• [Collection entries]
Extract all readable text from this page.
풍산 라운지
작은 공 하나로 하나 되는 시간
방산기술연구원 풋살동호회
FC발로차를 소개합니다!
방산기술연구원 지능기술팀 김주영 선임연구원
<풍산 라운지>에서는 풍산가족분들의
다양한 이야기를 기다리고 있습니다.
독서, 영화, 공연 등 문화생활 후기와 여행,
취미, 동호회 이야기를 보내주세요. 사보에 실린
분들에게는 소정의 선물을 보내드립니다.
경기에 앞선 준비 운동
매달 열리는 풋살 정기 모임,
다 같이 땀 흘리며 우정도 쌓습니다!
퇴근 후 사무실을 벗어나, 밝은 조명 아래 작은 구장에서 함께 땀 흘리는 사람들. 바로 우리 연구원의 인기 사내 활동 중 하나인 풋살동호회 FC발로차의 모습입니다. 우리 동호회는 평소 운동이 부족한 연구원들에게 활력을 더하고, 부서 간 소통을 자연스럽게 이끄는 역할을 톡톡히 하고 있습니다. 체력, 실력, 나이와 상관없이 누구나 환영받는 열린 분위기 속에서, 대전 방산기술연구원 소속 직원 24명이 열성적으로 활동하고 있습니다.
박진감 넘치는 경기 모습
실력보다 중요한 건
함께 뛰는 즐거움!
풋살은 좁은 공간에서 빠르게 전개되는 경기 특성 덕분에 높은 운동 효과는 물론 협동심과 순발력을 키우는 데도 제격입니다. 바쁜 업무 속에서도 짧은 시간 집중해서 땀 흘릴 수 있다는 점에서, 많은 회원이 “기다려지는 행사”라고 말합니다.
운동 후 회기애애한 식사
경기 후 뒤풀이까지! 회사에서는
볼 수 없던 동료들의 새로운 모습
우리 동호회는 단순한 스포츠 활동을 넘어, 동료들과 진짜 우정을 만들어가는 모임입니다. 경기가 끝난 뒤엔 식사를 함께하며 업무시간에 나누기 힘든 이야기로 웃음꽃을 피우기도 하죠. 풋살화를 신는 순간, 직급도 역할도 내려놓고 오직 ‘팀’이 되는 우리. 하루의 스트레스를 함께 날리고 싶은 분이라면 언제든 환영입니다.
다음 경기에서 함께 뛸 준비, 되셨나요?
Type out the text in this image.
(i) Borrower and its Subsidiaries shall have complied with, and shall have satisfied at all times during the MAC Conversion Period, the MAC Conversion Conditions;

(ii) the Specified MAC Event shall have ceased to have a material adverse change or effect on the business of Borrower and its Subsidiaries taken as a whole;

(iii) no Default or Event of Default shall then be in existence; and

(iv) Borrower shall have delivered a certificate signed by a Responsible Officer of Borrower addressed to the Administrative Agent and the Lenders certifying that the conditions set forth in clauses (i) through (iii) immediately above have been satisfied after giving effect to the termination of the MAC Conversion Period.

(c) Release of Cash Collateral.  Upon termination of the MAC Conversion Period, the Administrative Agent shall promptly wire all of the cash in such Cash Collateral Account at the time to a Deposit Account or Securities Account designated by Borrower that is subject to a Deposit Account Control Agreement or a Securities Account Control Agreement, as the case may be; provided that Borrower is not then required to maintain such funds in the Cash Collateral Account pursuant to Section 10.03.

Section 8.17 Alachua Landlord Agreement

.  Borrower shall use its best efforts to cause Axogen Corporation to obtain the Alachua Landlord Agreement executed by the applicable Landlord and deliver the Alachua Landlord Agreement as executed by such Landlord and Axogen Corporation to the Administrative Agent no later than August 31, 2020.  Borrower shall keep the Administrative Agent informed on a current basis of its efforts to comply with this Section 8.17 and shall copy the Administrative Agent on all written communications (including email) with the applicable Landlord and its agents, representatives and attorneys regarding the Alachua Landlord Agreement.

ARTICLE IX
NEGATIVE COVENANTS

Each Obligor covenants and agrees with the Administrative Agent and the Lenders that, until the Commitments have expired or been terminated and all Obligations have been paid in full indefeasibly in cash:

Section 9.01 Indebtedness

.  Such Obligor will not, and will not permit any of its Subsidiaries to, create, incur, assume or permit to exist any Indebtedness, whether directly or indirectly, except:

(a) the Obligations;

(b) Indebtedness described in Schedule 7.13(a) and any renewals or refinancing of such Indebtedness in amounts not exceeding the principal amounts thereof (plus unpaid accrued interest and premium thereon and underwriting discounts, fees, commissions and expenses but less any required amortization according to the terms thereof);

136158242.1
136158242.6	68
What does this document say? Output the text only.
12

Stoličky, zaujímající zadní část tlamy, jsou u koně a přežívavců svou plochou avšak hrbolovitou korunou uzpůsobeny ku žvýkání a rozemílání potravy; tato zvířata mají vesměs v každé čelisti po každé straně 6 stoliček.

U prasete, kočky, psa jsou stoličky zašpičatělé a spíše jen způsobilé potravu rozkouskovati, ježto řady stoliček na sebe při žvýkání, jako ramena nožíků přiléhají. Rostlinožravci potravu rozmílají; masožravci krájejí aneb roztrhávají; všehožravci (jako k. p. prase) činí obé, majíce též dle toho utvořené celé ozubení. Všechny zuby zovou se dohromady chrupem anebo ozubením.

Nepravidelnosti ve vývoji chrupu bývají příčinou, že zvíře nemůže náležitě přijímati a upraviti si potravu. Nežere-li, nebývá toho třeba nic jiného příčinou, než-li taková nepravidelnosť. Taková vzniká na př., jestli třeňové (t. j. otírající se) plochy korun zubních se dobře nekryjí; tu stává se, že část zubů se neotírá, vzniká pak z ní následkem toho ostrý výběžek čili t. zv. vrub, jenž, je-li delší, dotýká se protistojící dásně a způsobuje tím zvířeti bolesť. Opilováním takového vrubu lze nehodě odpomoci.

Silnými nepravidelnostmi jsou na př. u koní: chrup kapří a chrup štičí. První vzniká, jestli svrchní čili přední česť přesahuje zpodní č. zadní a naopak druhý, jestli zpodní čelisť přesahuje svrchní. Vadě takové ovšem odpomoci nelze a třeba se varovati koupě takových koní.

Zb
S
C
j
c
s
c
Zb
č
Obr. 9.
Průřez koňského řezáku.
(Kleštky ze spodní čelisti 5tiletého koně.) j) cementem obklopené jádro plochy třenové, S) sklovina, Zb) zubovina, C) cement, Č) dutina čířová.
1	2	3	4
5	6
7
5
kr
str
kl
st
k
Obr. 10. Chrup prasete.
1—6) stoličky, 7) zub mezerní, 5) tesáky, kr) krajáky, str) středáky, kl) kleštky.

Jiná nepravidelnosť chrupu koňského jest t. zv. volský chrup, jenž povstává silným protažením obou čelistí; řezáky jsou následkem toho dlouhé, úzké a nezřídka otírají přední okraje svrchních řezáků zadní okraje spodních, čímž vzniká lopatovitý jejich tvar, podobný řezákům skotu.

• [Task description] Extract, from the listing above, every line where the string "text" occurs.

• [Output of the exercise]
Extract all readable text from this page.
Type out the text in this image.
What does this document say? Output the text only.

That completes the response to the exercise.